_AIM OF THE TASK:_ Copy the full set of lines exactly as given.

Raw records
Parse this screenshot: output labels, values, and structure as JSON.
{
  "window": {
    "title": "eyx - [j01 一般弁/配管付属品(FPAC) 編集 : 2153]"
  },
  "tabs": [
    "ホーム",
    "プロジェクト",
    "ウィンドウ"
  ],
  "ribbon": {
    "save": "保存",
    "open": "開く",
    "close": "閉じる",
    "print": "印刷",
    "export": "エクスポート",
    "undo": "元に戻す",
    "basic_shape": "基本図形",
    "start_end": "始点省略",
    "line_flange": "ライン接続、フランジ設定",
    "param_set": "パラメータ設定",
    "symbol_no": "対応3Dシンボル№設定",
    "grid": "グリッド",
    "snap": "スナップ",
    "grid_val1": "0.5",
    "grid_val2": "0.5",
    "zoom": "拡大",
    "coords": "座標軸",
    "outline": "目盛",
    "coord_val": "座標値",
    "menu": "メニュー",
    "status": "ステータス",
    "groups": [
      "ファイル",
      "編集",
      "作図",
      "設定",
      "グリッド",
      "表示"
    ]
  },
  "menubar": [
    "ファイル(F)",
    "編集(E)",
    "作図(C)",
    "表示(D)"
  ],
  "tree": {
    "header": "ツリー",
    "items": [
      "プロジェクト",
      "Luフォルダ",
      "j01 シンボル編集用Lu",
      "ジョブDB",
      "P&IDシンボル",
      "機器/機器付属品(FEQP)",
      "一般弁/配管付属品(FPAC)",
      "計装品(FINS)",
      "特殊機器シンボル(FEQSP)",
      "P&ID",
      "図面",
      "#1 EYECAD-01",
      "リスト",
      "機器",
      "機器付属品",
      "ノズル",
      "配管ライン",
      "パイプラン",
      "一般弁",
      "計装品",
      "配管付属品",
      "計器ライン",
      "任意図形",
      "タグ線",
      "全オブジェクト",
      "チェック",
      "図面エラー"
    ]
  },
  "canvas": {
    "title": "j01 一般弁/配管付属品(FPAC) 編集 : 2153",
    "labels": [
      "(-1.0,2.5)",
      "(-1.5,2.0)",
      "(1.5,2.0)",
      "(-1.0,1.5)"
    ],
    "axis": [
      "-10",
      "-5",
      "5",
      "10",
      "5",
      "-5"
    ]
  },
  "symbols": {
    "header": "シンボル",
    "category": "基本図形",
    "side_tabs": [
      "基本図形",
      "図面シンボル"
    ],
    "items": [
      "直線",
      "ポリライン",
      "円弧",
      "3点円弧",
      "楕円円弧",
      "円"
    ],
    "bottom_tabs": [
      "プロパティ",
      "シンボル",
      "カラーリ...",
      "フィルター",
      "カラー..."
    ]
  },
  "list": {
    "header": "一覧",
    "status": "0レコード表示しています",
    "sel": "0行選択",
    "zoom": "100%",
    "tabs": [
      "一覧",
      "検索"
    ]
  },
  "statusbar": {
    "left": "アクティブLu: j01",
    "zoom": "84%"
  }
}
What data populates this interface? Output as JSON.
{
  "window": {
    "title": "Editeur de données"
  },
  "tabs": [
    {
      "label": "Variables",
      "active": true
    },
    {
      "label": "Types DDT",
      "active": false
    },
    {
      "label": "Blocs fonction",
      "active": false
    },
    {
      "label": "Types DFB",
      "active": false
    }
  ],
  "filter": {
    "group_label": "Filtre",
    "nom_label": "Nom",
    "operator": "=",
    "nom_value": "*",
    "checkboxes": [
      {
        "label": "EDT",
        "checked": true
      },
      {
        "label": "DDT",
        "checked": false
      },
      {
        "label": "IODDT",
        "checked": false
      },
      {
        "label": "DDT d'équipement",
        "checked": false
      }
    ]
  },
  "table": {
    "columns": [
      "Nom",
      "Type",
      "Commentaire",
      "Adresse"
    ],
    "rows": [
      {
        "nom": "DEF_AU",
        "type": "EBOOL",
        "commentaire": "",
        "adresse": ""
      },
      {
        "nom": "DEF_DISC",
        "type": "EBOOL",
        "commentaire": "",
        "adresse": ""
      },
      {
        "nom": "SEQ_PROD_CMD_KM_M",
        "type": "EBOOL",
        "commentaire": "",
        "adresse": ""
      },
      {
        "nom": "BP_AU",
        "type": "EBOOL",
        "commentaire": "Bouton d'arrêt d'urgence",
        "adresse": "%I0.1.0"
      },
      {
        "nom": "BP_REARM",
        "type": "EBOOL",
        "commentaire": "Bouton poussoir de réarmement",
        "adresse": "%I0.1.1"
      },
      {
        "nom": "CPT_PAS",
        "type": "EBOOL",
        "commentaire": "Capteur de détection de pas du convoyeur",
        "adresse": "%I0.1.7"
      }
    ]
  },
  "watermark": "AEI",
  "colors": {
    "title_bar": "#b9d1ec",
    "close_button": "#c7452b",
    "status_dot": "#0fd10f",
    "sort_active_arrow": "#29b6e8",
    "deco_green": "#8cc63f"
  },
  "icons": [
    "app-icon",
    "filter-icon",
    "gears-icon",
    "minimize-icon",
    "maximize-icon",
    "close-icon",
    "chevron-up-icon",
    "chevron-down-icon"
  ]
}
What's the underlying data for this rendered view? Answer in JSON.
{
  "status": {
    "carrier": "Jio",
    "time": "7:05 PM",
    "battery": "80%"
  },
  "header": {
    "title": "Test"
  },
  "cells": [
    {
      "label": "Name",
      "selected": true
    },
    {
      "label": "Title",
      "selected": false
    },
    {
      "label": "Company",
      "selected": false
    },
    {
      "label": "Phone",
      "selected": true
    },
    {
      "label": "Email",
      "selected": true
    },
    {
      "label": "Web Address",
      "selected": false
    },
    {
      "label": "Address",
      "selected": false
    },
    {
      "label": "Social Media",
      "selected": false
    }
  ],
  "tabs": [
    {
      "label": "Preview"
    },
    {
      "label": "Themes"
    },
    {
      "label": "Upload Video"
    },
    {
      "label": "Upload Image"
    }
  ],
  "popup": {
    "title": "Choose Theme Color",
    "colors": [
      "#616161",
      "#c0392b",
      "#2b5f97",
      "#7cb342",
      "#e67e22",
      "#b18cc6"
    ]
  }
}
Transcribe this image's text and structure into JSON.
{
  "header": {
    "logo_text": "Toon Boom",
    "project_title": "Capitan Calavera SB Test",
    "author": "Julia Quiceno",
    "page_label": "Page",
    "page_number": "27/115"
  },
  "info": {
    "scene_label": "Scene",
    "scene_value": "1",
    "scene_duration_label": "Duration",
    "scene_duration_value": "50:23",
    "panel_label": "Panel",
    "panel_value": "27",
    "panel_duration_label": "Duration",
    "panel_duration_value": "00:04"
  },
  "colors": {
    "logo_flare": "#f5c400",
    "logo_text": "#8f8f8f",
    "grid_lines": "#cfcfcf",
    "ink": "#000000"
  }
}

_CORRECT RESULT:_
Parse this screenshot: output labels, values, and structure as JSON.
{
  "window": {
    "title": "eyx - [j01 一般弁/配管付属品(FPAC) 編集 : 2153]"
  },
  "tabs": [
    "ホーム",
    "プロジェクト",
    "ウィンドウ"
  ],
  "ribbon": {
    "save": "保存",
    "open": "開く",
    "close": "閉じる",
    "print": "印刷",
    "export": "エクスポート",
    "undo": "元に戻す",
    "basic_shape": "基本図形",
    "start_end": "始点省略",
    "line_flange": "ライン接続、フランジ設定",
    "param_set": "パラメータ設定",
    "symbol_no": "対応3Dシンボル№設定",
    "grid": "グリッド",
    "snap": "スナップ",
    "grid_val1": "0.5",
    "grid_val2": "0.5",
    "zoom": "拡大",
    "coords": "座標軸",
    "outline": "目盛",
    "coord_val": "座標値",
    "menu": "メニュー",
    "status": "ステータス",
    "groups": [
      "ファイル",
      "編集",
      "作図",
      "設定",
      "グリッド",
      "表示"
    ]
  },
  "menubar": [
    "ファイル(F)",
    "編集(E)",
    "作図(C)",
    "表示(D)"
  ],
  "tree": {
    "header": "ツリー",
    "items": [
      "プロジェクト",
      "Luフォルダ",
      "j01 シンボル編集用Lu",
      "ジョブDB",
      "P&IDシンボル",
      "機器/機器付属品(FEQP)",
      "一般弁/配管付属品(FPAC)",
      "計装品(FINS)",
      "特殊機器シンボル(FEQSP)",
      "P&ID",
      "図面",
      "#1 EYECAD-01",
      "リスト",
      "機器",
      "機器付属品",
      "ノズル",
      "配管ライン",
      "パイプラン",
      "一般弁",
      "計装品",
      "配管付属品",
      "計器ライン",
      "任意図形",
      "タグ線",
      "全オブジェクト",
      "チェック",
      "図面エラー"
    ]
  },
  "canvas": {
    "title": "j01 一般弁/配管付属品(FPAC) 編集 : 2153",
    "labels": [
      "(-1.0,2.5)",
      "(-1.5,2.0)",
      "(1.5,2.0)",
      "(-1.0,1.5)"
    ],
    "axis": [
      "-10",
      "-5",
      "5",
      "10",
      "5",
      "-5"
    ]
  },
  "symbols": {
    "header": "シンボル",
    "category": "基本図形",
    "side_tabs": [
      "基本図形",
      "図面シンボル"
    ],
    "items": [
      "直線",
      "ポリライン",
      "円弧",
      "3点円弧",
      "楕円円弧",
      "円"
    ],
    "bottom_tabs": [
      "プロパティ",
      "シンボル",
      "カラーリ...",
      "フィルター",
      "カラー..."
    ]
  },
  "list": {
    "header": "一覧",
    "status": "0レコード表示しています",
    "sel": "0行選択",
    "zoom": "100%",
    "tabs": [
      "一覧",
      "検索"
    ]
  },
  "statusbar": {
    "left": "アクティブLu: j01",
    "zoom": "84%"
  }
}
What data populates this interface? Output as JSON.
{
  "window": {
    "title": "Editeur de données"
  },
  "tabs": [
    {
      "label": "Variables",
      "active": true
    },
    {
      "label": "Types DDT",
      "active": false
    },
    {
      "label": "Blocs fonction",
      "active": false
    },
    {
      "label": "Types DFB",
      "active": false
    }
  ],
  "filter": {
    "group_label": "Filtre",
    "nom_label": "Nom",
    "operator": "=",
    "nom_value": "*",
    "checkboxes": [
      {
        "label": "EDT",
        "checked": true
      },
      {
        "label": "DDT",
        "checked": false
      },
      {
        "label": "IODDT",
        "checked": false
      },
      {
        "label": "DDT d'équipement",
        "checked": false
      }
    ]
  },
  "table": {
    "columns": [
      "Nom",
      "Type",
      "Commentaire",
      "Adresse"
    ],
    "rows": [
      {
        "nom": "DEF_AU",
        "type": "EBOOL",
        "commentaire": "",
        "adresse": ""
      },
      {
        "nom": "DEF_DISC",
        "type": "EBOOL",
        "commentaire": "",
        "adresse": ""
      },
      {
        "nom": "SEQ_PROD_CMD_KM_M",
        "type": "EBOOL",
        "commentaire": "",
        "adresse": ""
      },
      {
        "nom": "BP_AU",
        "type": "EBOOL",
        "commentaire": "Bouton d'arrêt d'urgence",
        "adresse": "%I0.1.0"
      },
      {
        "nom": "BP_REARM",
        "type": "EBOOL",
        "commentaire": "Bouton poussoir de réarmement",
        "adresse": "%I0.1.1"
      },
      {
        "nom": "CPT_PAS",
        "type": "EBOOL",
        "commentaire": "Capteur de détection de pas du convoyeur",
        "adresse": "%I0.1.7"
      }
    ]
  },
  "watermark": "AEI",
  "colors": {
    "title_bar": "#b9d1ec",
    "close_button": "#c7452b",
    "status_dot": "#0fd10f",
    "sort_active_arrow": "#29b6e8",
    "deco_green": "#8cc63f"
  },
  "icons": [
    "app-icon",
    "filter-icon",
    "gears-icon",
    "minimize-icon",
    "maximize-icon",
    "close-icon",
    "chevron-up-icon",
    "chevron-down-icon"
  ]
}
What's the underlying data for this rendered view? Answer in JSON.
{
  "status": {
    "carrier": "Jio",
    "time": "7:05 PM",
    "battery": "80%"
  },
  "header": {
    "title": "Test"
  },
  "cells": [
    {
      "label": "Name",
      "selected": true
    },
    {
      "label": "Title",
      "selected": false
    },
    {
      "label": "Company",
      "selected": false
    },
    {
      "label": "Phone",
      "selected": true
    },
    {
      "label": "Email",
      "selected": true
    },
    {
      "label": "Web Address",
      "selected": false
    },
    {
      "label": "Address",
      "selected": false
    },
    {
      "label": "Social Media",
      "selected": false
    }
  ],
  "tabs": [
    {
      "label": "Preview"
    },
    {
      "label": "Themes"
    },
    {
      "label": "Upload Video"
    },
    {
      "label": "Upload Image"
    }
  ],
  "popup": {
    "title": "Choose Theme Color",
    "colors": [
      "#616161",
      "#c0392b",
      "#2b5f97",
      "#7cb342",
      "#e67e22",
      "#b18cc6"
    ]
  }
}
Transcribe this image's text and structure into JSON.
{
  "header": {
    "logo_text": "Toon Boom",
    "project_title": "Capitan Calavera SB Test",
    "author": "Julia Quiceno",
    "page_label": "Page",
    "page_number": "27/115"
  },
  "info": {
    "scene_label": "Scene",
    "scene_value": "1",
    "scene_duration_label": "Duration",
    "scene_duration_value": "50:23",
    "panel_label": "Panel",
    "panel_value": "27",
    "panel_duration_label": "Duration",
    "panel_duration_value": "00:04"
  },
  "colors": {
    "logo_flare": "#f5c400",
    "logo_text": "#8f8f8f",
    "grid_lines": "#cfcfcf",
    "ink": "#000000"
  }
}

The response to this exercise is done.